++++ WORKING DATA ++++
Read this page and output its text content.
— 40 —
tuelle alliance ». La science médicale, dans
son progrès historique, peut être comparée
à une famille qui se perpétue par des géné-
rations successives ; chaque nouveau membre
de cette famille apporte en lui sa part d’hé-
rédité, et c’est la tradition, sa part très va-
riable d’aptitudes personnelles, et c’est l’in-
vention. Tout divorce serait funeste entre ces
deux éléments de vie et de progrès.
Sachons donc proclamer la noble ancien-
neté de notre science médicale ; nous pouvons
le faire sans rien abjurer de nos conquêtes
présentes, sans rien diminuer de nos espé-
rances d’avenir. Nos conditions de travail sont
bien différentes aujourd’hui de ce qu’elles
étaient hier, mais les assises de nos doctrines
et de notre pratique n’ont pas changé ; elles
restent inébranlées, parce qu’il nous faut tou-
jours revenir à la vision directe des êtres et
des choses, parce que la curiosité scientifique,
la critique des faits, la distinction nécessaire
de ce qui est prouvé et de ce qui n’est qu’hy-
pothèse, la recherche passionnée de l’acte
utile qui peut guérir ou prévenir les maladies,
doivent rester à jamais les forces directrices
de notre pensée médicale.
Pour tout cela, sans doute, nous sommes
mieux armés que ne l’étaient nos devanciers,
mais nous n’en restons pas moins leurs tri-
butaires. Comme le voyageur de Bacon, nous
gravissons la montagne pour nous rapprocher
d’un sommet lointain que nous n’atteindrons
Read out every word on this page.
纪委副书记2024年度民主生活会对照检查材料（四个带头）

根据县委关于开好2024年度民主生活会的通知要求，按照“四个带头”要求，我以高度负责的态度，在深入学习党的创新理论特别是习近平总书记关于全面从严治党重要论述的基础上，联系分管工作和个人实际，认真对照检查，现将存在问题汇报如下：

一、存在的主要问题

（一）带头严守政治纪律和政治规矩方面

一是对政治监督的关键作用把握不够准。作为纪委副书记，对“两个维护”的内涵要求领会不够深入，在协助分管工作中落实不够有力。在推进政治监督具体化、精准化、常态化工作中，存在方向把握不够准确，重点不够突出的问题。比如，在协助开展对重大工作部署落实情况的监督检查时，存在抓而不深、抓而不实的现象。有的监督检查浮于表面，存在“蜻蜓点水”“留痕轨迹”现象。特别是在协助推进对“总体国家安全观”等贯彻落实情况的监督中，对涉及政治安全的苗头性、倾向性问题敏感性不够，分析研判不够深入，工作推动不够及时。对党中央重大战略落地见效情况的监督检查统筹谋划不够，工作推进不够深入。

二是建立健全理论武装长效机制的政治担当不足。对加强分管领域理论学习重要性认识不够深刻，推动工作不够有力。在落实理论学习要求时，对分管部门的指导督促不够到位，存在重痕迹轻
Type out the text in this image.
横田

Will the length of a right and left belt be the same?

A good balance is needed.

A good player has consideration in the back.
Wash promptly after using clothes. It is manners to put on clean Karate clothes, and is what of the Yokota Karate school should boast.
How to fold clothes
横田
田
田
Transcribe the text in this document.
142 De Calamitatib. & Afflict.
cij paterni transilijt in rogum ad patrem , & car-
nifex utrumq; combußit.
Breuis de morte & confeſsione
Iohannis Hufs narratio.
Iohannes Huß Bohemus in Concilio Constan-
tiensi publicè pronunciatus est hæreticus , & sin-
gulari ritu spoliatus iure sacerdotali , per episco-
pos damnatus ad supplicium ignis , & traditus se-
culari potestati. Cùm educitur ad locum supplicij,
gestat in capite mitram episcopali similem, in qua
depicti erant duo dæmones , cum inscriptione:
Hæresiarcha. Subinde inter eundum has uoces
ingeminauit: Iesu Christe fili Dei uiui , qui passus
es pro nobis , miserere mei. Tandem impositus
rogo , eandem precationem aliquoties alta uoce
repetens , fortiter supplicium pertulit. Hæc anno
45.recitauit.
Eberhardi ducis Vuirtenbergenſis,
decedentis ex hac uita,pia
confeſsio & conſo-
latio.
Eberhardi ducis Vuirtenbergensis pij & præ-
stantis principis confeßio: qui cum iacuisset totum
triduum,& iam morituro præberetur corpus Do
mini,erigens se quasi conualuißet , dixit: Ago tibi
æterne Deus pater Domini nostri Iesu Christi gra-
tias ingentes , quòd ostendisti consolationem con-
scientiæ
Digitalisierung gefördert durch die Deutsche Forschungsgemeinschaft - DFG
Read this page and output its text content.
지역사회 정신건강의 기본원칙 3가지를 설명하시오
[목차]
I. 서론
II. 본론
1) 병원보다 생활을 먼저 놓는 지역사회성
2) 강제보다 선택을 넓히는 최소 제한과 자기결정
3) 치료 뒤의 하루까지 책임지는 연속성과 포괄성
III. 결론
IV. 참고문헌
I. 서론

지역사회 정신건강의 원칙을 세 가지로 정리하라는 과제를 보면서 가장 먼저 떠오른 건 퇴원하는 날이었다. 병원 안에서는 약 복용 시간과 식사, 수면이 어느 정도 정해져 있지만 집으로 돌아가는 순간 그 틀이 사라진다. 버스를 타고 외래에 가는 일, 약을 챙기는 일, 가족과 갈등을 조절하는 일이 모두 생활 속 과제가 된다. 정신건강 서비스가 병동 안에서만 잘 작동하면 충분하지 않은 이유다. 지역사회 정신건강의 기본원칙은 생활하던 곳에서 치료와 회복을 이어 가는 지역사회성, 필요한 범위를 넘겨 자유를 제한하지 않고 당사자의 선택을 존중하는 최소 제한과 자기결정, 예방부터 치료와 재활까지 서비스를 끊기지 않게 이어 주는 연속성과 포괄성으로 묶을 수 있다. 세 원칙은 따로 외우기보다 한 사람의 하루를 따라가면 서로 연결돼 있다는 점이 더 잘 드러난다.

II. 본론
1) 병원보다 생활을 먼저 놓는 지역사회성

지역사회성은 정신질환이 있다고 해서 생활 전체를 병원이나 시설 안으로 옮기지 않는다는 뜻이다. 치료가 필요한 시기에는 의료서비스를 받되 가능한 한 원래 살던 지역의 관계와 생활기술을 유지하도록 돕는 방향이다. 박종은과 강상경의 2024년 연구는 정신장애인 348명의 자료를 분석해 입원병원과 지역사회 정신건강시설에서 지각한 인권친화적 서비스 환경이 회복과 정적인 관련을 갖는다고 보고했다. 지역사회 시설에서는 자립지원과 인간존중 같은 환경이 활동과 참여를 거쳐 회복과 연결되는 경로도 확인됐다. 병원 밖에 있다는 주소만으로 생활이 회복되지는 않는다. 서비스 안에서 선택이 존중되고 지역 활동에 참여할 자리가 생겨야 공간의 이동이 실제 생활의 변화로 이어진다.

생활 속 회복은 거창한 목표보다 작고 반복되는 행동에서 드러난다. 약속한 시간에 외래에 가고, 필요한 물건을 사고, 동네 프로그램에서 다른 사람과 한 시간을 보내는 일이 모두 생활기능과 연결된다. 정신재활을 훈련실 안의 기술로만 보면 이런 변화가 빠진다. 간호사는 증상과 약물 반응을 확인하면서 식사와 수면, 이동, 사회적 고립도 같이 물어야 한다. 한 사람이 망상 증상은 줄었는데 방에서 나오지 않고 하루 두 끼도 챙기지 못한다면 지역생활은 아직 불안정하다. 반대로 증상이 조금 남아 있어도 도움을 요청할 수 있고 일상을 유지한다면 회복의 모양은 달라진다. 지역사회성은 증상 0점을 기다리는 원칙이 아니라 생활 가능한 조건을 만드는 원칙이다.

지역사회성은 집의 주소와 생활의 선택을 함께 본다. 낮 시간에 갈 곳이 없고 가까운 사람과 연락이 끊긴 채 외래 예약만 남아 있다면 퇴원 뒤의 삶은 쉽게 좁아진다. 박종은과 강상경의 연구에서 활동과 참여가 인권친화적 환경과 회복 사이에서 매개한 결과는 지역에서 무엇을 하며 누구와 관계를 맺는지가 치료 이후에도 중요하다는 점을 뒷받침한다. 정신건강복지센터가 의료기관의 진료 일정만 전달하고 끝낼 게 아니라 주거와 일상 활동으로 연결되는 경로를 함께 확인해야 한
++++
* [AIM OF THE TASK]
Using the material above, report each line where "자기결정" occurs.

* [SOLUTION FOR THIS PROBLEM]
2) 강제보다 선택을 넓히는 최소 제한과 자기결정
지역사회 정신건강의 원칙을 세 가지로 정리하라는 과제를 보면서 가장 먼저 떠오른 건 퇴원하는 날이었다. 병원 안에서는 약 복용 시간과 식사, 수면이 어느 정도 정해져 있지만 집으로 돌아가는 순간 그 틀이 사라진다. 버스를 타고 외래에 가는 일, 약을 챙기는 일, 가족과 갈등을 조절하는 일이 모두 생활 속 과제가 된다. 정신건강 서비스가 병동 안에서만 잘 작동하면 충분하지 않은 이유다. 지역사회 정신건강의 기본원칙은 생활하던 곳에서 치료와 회복을 이어 가는 지역사회성, 필요한 범위를 넘겨 자유를 제한하지 않고 당사자의 선택을 존중하는 최소 제한과 자기결정, 예방부터 치료와 재활까지 서비스를 끊기지 않게 이어 주는 연속성과 포괄성으로 묶을 수 있다. 세 원칙은 따로 외우기보다 한 사람의 하루를 따라가면 서로 연결돼 있다는 점이 더 잘 드러난다.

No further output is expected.